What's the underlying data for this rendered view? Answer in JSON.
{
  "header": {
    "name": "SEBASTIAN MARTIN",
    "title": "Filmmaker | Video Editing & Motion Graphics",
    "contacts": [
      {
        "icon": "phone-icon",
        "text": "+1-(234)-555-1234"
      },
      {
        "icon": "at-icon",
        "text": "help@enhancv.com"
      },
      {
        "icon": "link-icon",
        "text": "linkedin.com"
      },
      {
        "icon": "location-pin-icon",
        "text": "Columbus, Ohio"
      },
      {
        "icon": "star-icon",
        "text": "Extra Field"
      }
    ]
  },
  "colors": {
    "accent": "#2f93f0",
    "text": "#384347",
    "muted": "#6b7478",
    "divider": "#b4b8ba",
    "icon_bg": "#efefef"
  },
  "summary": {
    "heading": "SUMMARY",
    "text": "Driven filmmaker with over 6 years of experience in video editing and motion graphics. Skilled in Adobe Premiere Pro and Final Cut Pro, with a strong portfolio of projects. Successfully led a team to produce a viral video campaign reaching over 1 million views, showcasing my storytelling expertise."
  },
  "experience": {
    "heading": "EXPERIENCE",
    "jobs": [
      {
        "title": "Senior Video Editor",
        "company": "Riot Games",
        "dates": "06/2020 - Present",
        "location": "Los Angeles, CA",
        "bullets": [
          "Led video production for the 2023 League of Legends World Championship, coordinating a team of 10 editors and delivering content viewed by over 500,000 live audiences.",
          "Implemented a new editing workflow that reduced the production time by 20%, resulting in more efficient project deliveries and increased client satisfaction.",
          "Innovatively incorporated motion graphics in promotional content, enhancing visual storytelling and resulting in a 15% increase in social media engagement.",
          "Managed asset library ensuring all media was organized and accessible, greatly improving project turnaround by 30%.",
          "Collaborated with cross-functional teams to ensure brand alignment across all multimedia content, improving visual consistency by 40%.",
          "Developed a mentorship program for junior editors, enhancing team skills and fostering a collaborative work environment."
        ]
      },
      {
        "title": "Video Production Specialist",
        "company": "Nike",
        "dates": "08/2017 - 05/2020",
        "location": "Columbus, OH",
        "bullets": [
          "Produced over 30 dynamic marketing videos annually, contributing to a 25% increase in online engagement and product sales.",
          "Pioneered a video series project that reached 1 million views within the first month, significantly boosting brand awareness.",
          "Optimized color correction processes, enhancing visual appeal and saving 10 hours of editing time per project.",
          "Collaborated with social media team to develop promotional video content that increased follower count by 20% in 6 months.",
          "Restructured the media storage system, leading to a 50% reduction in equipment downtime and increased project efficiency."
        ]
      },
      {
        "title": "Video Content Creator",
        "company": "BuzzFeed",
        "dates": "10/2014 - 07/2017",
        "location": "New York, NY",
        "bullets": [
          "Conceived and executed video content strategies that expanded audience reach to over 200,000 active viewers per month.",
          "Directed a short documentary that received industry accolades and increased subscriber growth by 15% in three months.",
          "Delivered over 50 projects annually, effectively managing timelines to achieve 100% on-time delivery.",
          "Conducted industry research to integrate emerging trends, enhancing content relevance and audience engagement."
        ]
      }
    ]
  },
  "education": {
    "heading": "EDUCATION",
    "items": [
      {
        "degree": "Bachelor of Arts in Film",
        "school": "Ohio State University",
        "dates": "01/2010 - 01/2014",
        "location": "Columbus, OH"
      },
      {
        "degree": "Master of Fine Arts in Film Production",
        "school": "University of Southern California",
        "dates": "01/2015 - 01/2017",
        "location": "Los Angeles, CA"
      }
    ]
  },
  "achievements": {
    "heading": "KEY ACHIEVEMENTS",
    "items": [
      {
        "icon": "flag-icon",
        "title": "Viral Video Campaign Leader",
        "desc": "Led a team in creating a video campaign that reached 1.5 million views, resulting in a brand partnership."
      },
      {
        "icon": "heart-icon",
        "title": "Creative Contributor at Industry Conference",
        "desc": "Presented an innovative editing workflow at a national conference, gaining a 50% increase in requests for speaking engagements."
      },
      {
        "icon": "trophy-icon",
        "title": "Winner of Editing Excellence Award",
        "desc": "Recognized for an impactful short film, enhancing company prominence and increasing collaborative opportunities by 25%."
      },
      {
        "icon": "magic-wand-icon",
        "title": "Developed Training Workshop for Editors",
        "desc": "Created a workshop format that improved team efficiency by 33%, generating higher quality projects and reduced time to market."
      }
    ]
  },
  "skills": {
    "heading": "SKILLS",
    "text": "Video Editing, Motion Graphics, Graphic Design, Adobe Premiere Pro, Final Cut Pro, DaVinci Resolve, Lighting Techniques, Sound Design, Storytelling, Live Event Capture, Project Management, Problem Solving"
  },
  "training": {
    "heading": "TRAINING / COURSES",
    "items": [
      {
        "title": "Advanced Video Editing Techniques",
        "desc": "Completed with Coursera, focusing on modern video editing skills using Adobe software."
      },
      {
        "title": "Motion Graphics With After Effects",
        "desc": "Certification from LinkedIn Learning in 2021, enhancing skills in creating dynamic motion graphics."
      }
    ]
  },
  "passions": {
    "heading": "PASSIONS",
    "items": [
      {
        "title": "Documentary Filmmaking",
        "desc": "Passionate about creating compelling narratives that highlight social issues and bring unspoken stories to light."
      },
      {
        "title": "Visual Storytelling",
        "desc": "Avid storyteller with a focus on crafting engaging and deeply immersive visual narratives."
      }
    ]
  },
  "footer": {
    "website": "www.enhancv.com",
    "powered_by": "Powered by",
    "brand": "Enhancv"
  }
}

_ _ _ _

*EXERCISE*.
Return every line of the listing that has the word "dynamic" in it.

*TASK RESPONSE*.
          "Produced over 30 dynamic marketing videos annually, contributing to a 25% increase in online engagement and product sales.",
        "desc": "Certification from LinkedIn Learning in 2021, enhancing skills in creating dynamic motion graphics."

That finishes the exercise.